» **WORK TO DO**: Each entry here needs to be set down again exactly, please; pictures are left out.

+--

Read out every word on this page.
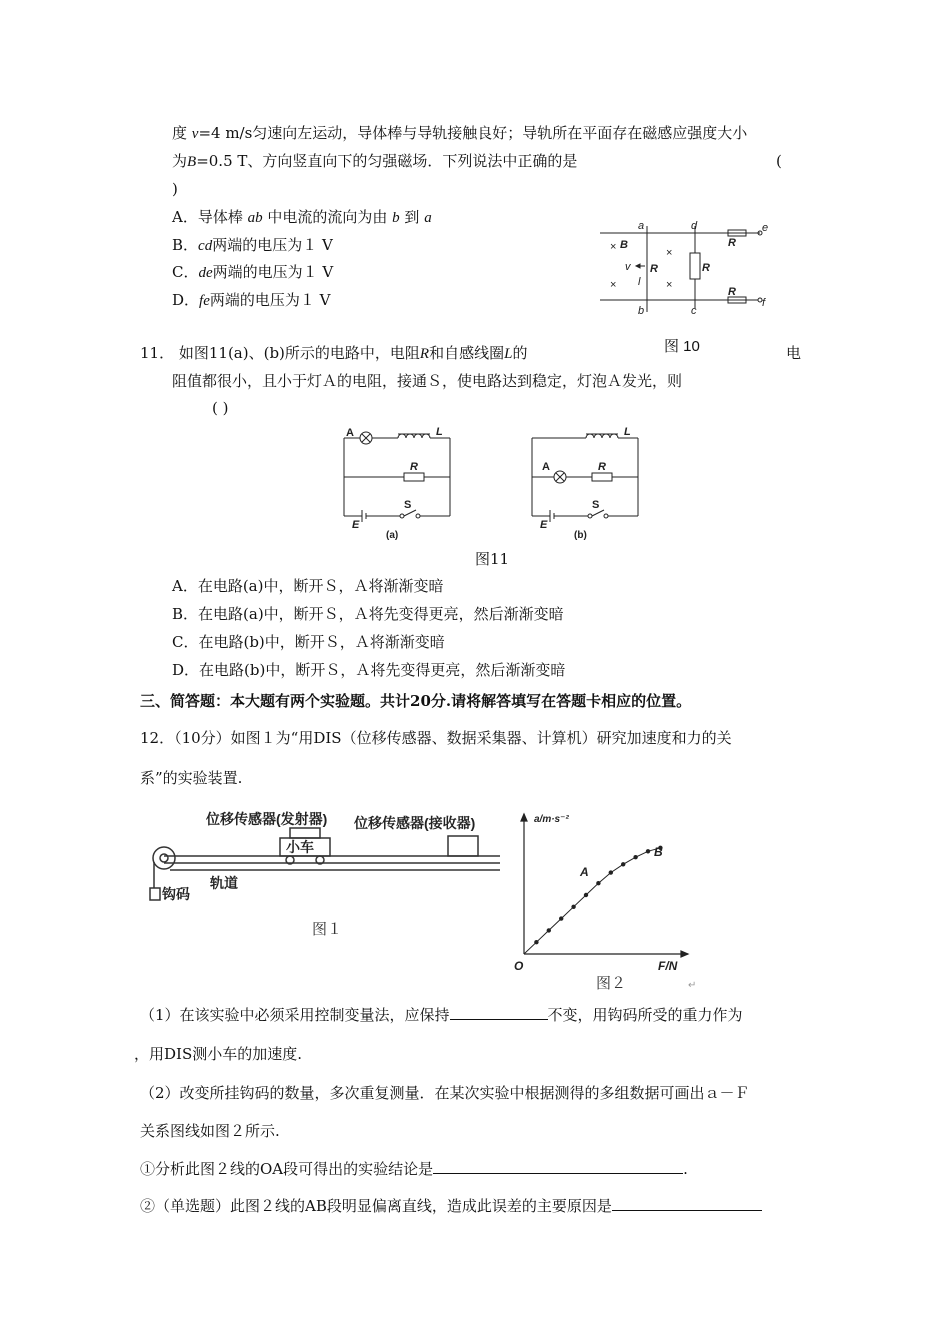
度 v=4 m/s匀速向左运动，导体棒与导轨接触良好；导轨所在平面存在磁感应强度大小
为B=0.5 T、方向竖直向下的匀强磁场．下列说法中正确的是	(
)
A．导体棒 ab 中电流的流向为由 b 到 a
B．cd两端的电压为１ V
C．de两端的电压为１ V
D．fe两端的电压为１ V
a	d	e
f
b	c
B
v R	R
R
R
l
×	×
×	×
图 10
11． 如图11(a)、(b)所示的电路中，电阻R和自感线圈L的	电
阻值都很小，且小于灯Ａ的电阻，接通Ｓ，使电路达到稳定，灯泡Ａ发光，则
( )
A	L
R
S
E
(a)
A
L
R
S
E
(b)
图11
A．在电路(a)中，断开Ｓ，Ａ将渐渐变暗
B．在电路(a)中，断开Ｓ，Ａ将先变得更亮，然后渐渐变暗
C．在电路(b)中，断开Ｓ，Ａ将渐渐变暗
D．在电路(b)中，断开Ｓ，Ａ将先变得更亮，然后渐渐变暗
三、简答题：本大题有两个实验题。共计20分.请将解答填写在答题卡相应的位置。
12．（10分）如图１为“用DIS（位移传感器、数据采集器、计算机）研究加速度和力的关
系”的实验装置.
位移传感器(发射器) 位移传感器(接收器)
小车
轨道
钩码
图１
a/m·s⁻²
F/N
O
A
B
图２	↵
（1）在该实验中必须采用控制变量法，应保持	不变，用钩码所受的重力作为
，用DIS测小车的加速度.
（2）改变所挂钩码的数量，多次重复测量．在某次实验中根据测得的多组数据可画出ａ－Ｆ
关系图线如图２所示.
①分析此图２线的OA段可得出的实验结论是	.
②（单选题）此图２线的AB段明显偏离直线，造成此误差的主要原因是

+--

» **PROBLEM SOLUTION**:
Read out every word on this page.
度 v=4 m/s匀速向左运动，导体棒与导轨接触良好；导轨所在平面存在磁感应强度大小
为B=0.5 T、方向竖直向下的匀强磁场．下列说法中正确的是	(
)
A．导体棒 ab 中电流的流向为由 b 到 a
B．cd两端的电压为１ V
C．de两端的电压为１ V
D．fe两端的电压为１ V
a	d	e
f
b	c
B
v R	R
R
R
l
×	×
×	×
图 10
11． 如图11(a)、(b)所示的电路中，电阻R和自感线圈L的	电
阻值都很小，且小于灯Ａ的电阻，接通Ｓ，使电路达到稳定，灯泡Ａ发光，则
( )
A	L
R
S
E
(a)
A
L
R
S
E
(b)
图11
A．在电路(a)中，断开Ｓ，Ａ将渐渐变暗
B．在电路(a)中，断开Ｓ，Ａ将先变得更亮，然后渐渐变暗
C．在电路(b)中，断开Ｓ，Ａ将渐渐变暗
D．在电路(b)中，断开Ｓ，Ａ将先变得更亮，然后渐渐变暗
三、简答题：本大题有两个实验题。共计20分.请将解答填写在答题卡相应的位置。
12．（10分）如图１为“用DIS（位移传感器、数据采集器、计算机）研究加速度和力的关
系”的实验装置.
位移传感器(发射器) 位移传感器(接收器)
小车
轨道
钩码
图１
a/m·s⁻²
F/N
O
A
B
图２	↵
（1）在该实验中必须采用控制变量法，应保持	不变，用钩码所受的重力作为
，用DIS测小车的加速度.
（2）改变所挂钩码的数量，多次重复测量．在某次实验中根据测得的多组数据可画出ａ－Ｆ
关系图线如图２所示.
①分析此图２线的OA段可得出的实验结论是	.
②（单选题）此图２线的AB段明显偏离直线，造成此误差的主要原因是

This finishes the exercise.